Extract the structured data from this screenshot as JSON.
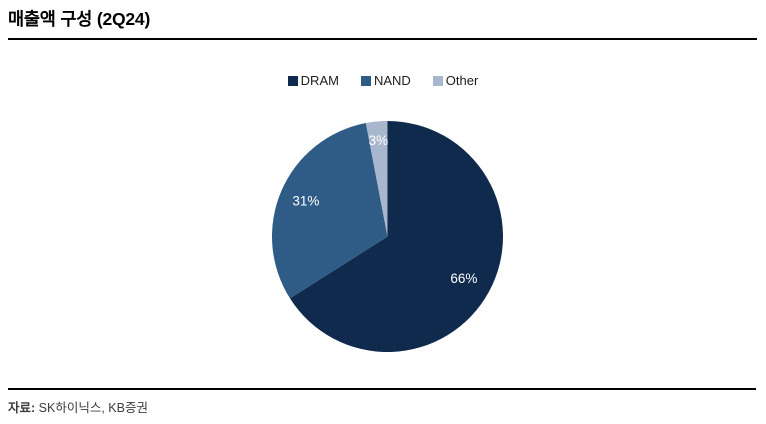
{
  "page": {
    "title": "매출액 구성 (2Q24)",
    "source_prefix": "자료:",
    "source_rest": " SK하이닉스, KB증권"
  },
  "chart_data": {
    "type": "pie",
    "title": "매출액 구성 (2Q24)",
    "labels": [
      "DRAM",
      "NAND",
      "Other"
    ],
    "values": [
      66,
      31,
      3
    ],
    "unit": "%",
    "data_labels": [
      "66%",
      "31%",
      "3%"
    ],
    "colors": [
      "#0f2a4c",
      "#2e5c87",
      "#a9b7ce"
    ],
    "label_color": "#ffffff",
    "start_angle_deg": 0,
    "direction": "clockwise",
    "legend_position": "top",
    "source": "자료: SK하이닉스, KB증권",
    "label_radius_fraction": [
      0.755,
      0.77,
      0.835
    ]
  }
}
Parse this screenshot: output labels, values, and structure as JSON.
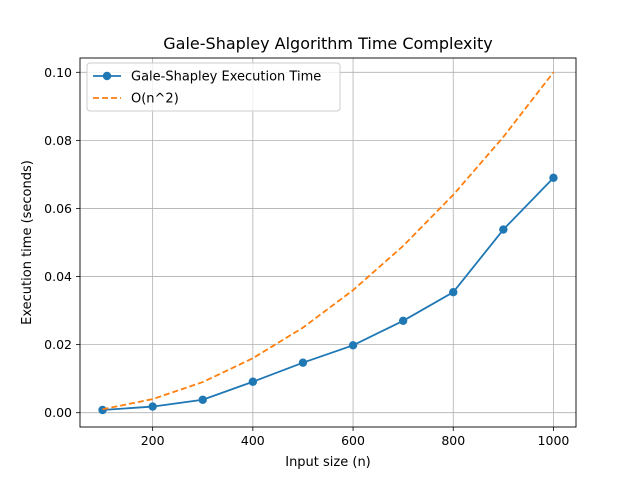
{
  "chart_data": {
    "type": "line",
    "title": "Gale-Shapley Algorithm Time Complexity",
    "xlabel": "Input size (n)",
    "ylabel": "Execution time (seconds)",
    "x": [
      100,
      200,
      300,
      400,
      500,
      600,
      700,
      800,
      900,
      1000
    ],
    "series": [
      {
        "name": "Gale-Shapley Execution Time",
        "values": [
          0.0008,
          0.0018,
          0.0038,
          0.0091,
          0.0147,
          0.0198,
          0.027,
          0.0354,
          0.0538,
          0.069
        ],
        "color": "#1f77b4",
        "style": "solid",
        "marker": "circle"
      },
      {
        "name": "O(n^2)",
        "values": [
          0.001,
          0.004,
          0.009,
          0.016,
          0.025,
          0.036,
          0.049,
          0.064,
          0.081,
          0.1
        ],
        "color": "#ff7f0e",
        "style": "dashed",
        "marker": "none"
      }
    ],
    "xticks": [
      "200",
      "400",
      "600",
      "800",
      "1000"
    ],
    "xtick_values": [
      200,
      400,
      600,
      800,
      1000
    ],
    "yticks": [
      "0.00",
      "0.02",
      "0.04",
      "0.06",
      "0.08",
      "0.10"
    ],
    "ytick_values": [
      0,
      0.02,
      0.04,
      0.06,
      0.08,
      0.1
    ],
    "xlim": [
      55,
      1045
    ],
    "ylim": [
      -0.0042,
      0.1042
    ],
    "grid": true,
    "legend_position": "upper-left"
  }
}
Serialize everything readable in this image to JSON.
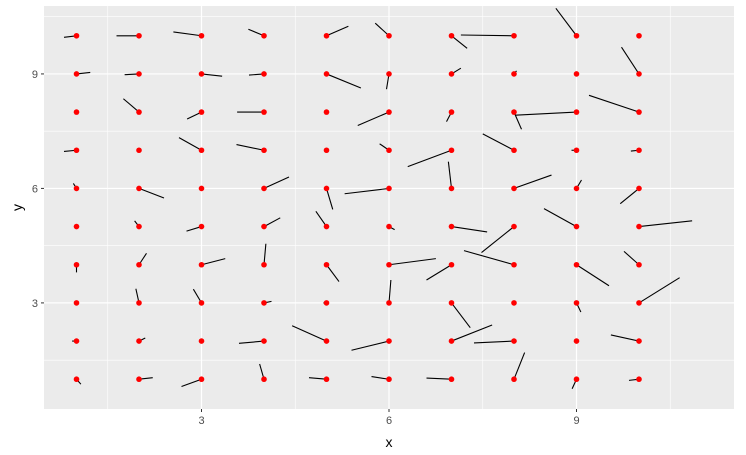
{
  "chart_data": {
    "type": "scatter",
    "subtype": "vector-field",
    "xlabel": "x",
    "ylabel": "y",
    "xlim": [
      0.48,
      11.52
    ],
    "ylim": [
      0.22,
      10.78
    ],
    "x_ticks": [
      3,
      6,
      9
    ],
    "y_ticks": [
      3,
      6,
      9
    ],
    "x_tick_labels": [
      "3",
      "6",
      "9"
    ],
    "y_tick_labels": [
      "3",
      "6",
      "9"
    ],
    "grid": true,
    "legend": "none",
    "colors": {
      "point": "#ff0000",
      "segment": "#000000",
      "panel": "#ebebeb",
      "grid": "#ffffff"
    },
    "vectors": [
      [
        1,
        1,
        1.07,
        0.87
      ],
      [
        2,
        1,
        2.22,
        1.04
      ],
      [
        3,
        1,
        2.68,
        0.81
      ],
      [
        4,
        1,
        3.93,
        1.4
      ],
      [
        5,
        1,
        4.72,
        1.04
      ],
      [
        6,
        1,
        5.72,
        1.07
      ],
      [
        7,
        1,
        6.6,
        1.03
      ],
      [
        8,
        1,
        8.17,
        1.7
      ],
      [
        9,
        1,
        8.93,
        0.75
      ],
      [
        10,
        1,
        9.84,
        0.97
      ],
      [
        1,
        2,
        0.93,
        2.0
      ],
      [
        2,
        2,
        2.1,
        2.08
      ],
      [
        3,
        2,
        3.0,
        2.0
      ],
      [
        4,
        2,
        3.6,
        1.94
      ],
      [
        5,
        2,
        4.45,
        2.4
      ],
      [
        6,
        2,
        5.4,
        1.76
      ],
      [
        7,
        2,
        7.65,
        2.42
      ],
      [
        8,
        2,
        7.36,
        1.95
      ],
      [
        9,
        2,
        9.0,
        2.0
      ],
      [
        10,
        2,
        9.55,
        2.16
      ],
      [
        1,
        3,
        1.0,
        3.0
      ],
      [
        2,
        3,
        1.95,
        3.37
      ],
      [
        3,
        3,
        2.87,
        3.36
      ],
      [
        4,
        3,
        4.12,
        3.04
      ],
      [
        5,
        3,
        4.95,
        3.0
      ],
      [
        6,
        3,
        6.03,
        3.6
      ],
      [
        7,
        3,
        7.3,
        2.35
      ],
      [
        8,
        3,
        8.0,
        3.0
      ],
      [
        9,
        3,
        9.07,
        2.76
      ],
      [
        10,
        3,
        10.65,
        3.66
      ],
      [
        1,
        4,
        1.0,
        3.8
      ],
      [
        2,
        4,
        2.12,
        4.3
      ],
      [
        3,
        4,
        3.38,
        4.16
      ],
      [
        4,
        4,
        4.03,
        4.55
      ],
      [
        5,
        4,
        5.2,
        3.56
      ],
      [
        6,
        4,
        6.75,
        4.16
      ],
      [
        7,
        4,
        6.6,
        3.6
      ],
      [
        8,
        4,
        7.2,
        4.37
      ],
      [
        9,
        4,
        9.52,
        3.45
      ],
      [
        10,
        4,
        9.76,
        4.35
      ],
      [
        1,
        5,
        1.0,
        5.0
      ],
      [
        2,
        5,
        1.93,
        5.15
      ],
      [
        3,
        5,
        2.76,
        4.88
      ],
      [
        4,
        5,
        4.26,
        5.23
      ],
      [
        5,
        5,
        4.83,
        5.4
      ],
      [
        6,
        5,
        6.09,
        4.92
      ],
      [
        7,
        5,
        7.57,
        4.86
      ],
      [
        8,
        5,
        7.48,
        4.32
      ],
      [
        9,
        5,
        8.48,
        5.47
      ],
      [
        10,
        5,
        10.85,
        5.15
      ],
      [
        1,
        6,
        0.95,
        6.13
      ],
      [
        2,
        6,
        2.4,
        5.75
      ],
      [
        3,
        6,
        3.0,
        6.0
      ],
      [
        4,
        6,
        4.4,
        6.3
      ],
      [
        5,
        6,
        5.1,
        5.45
      ],
      [
        6,
        6,
        5.29,
        5.86
      ],
      [
        7,
        6,
        6.95,
        6.7
      ],
      [
        8,
        6,
        8.6,
        6.35
      ],
      [
        9,
        6,
        9.08,
        6.22
      ],
      [
        10,
        6,
        9.7,
        5.6
      ],
      [
        1,
        7,
        0.8,
        6.97
      ],
      [
        2,
        7,
        2.02,
        6.98
      ],
      [
        3,
        7,
        2.64,
        7.33
      ],
      [
        4,
        7,
        3.56,
        7.15
      ],
      [
        5,
        7,
        5.0,
        7.0
      ],
      [
        6,
        7,
        5.85,
        7.17
      ],
      [
        7,
        7,
        6.3,
        6.57
      ],
      [
        8,
        7,
        7.5,
        7.43
      ],
      [
        9,
        7,
        8.92,
        7.0
      ],
      [
        10,
        7,
        9.87,
        6.98
      ],
      [
        1,
        8,
        1.0,
        8.0
      ],
      [
        2,
        8,
        1.75,
        8.35
      ],
      [
        3,
        8,
        2.77,
        7.82
      ],
      [
        4,
        8,
        3.57,
        8.0
      ],
      [
        5,
        8,
        5.0,
        8.0
      ],
      [
        6,
        8,
        5.5,
        7.65
      ],
      [
        7,
        8,
        6.92,
        7.75
      ],
      [
        8,
        8,
        8.12,
        7.55
      ],
      [
        9,
        8,
        8.02,
        7.92
      ],
      [
        10,
        8,
        9.2,
        8.44
      ],
      [
        1,
        9,
        1.22,
        9.04
      ],
      [
        2,
        9,
        1.77,
        8.98
      ],
      [
        3,
        9,
        3.33,
        8.94
      ],
      [
        4,
        9,
        3.76,
        8.97
      ],
      [
        5,
        9,
        5.55,
        8.63
      ],
      [
        6,
        9,
        5.96,
        8.6
      ],
      [
        7,
        9,
        7.15,
        9.15
      ],
      [
        8,
        9,
        8.04,
        9.08
      ],
      [
        9,
        9,
        9.0,
        9.0
      ],
      [
        10,
        9,
        9.72,
        9.7
      ],
      [
        1,
        10,
        0.8,
        9.96
      ],
      [
        2,
        10,
        1.64,
        10.0
      ],
      [
        3,
        10,
        2.55,
        10.1
      ],
      [
        4,
        10,
        3.75,
        10.17
      ],
      [
        5,
        10,
        5.35,
        10.25
      ],
      [
        6,
        10,
        5.78,
        10.33
      ],
      [
        7,
        10,
        7.25,
        9.67
      ],
      [
        8,
        10,
        7.15,
        10.02
      ],
      [
        9,
        10,
        8.67,
        10.72
      ],
      [
        10,
        10,
        10.0,
        10.0
      ]
    ]
  }
}
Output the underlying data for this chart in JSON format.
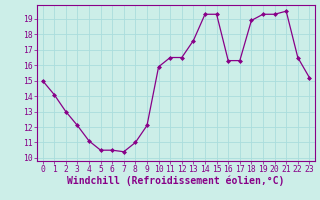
{
  "x": [
    0,
    1,
    2,
    3,
    4,
    5,
    6,
    7,
    8,
    9,
    10,
    11,
    12,
    13,
    14,
    15,
    16,
    17,
    18,
    19,
    20,
    21,
    22,
    23
  ],
  "y": [
    15.0,
    14.1,
    13.0,
    12.1,
    11.1,
    10.5,
    10.5,
    10.4,
    11.0,
    12.1,
    15.9,
    16.5,
    16.5,
    17.6,
    19.3,
    19.3,
    16.3,
    16.3,
    18.9,
    19.3,
    19.3,
    19.5,
    16.5,
    15.2
  ],
  "line_color": "#880088",
  "marker": "D",
  "marker_size": 2.0,
  "bg_color": "#cceee8",
  "grid_color": "#aadddd",
  "xlabel": "Windchill (Refroidissement éolien,°C)",
  "xlabel_color": "#880088",
  "tick_color": "#880088",
  "spine_color": "#880088",
  "ylim": [
    9.8,
    19.9
  ],
  "xlim": [
    -0.5,
    23.5
  ],
  "yticks": [
    10,
    11,
    12,
    13,
    14,
    15,
    16,
    17,
    18,
    19
  ],
  "xticks": [
    0,
    1,
    2,
    3,
    4,
    5,
    6,
    7,
    8,
    9,
    10,
    11,
    12,
    13,
    14,
    15,
    16,
    17,
    18,
    19,
    20,
    21,
    22,
    23
  ],
  "tick_fontsize": 5.8,
  "xlabel_fontsize": 7.0,
  "linewidth": 0.9
}
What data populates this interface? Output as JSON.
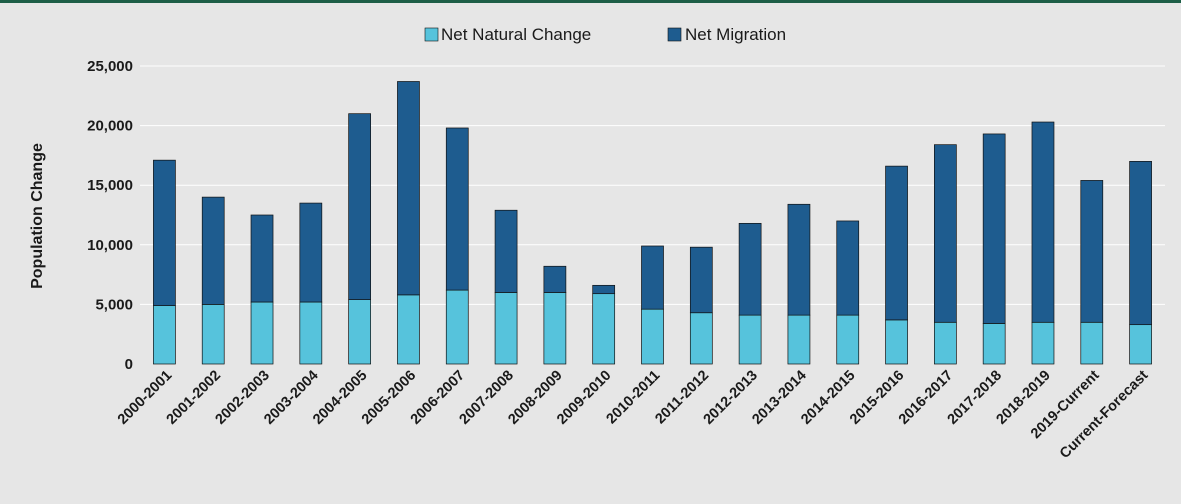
______________________________
▸ **Requirement**:
Say how many lines in the records above hold "this", and give no other text.

▸ **Final result**:
5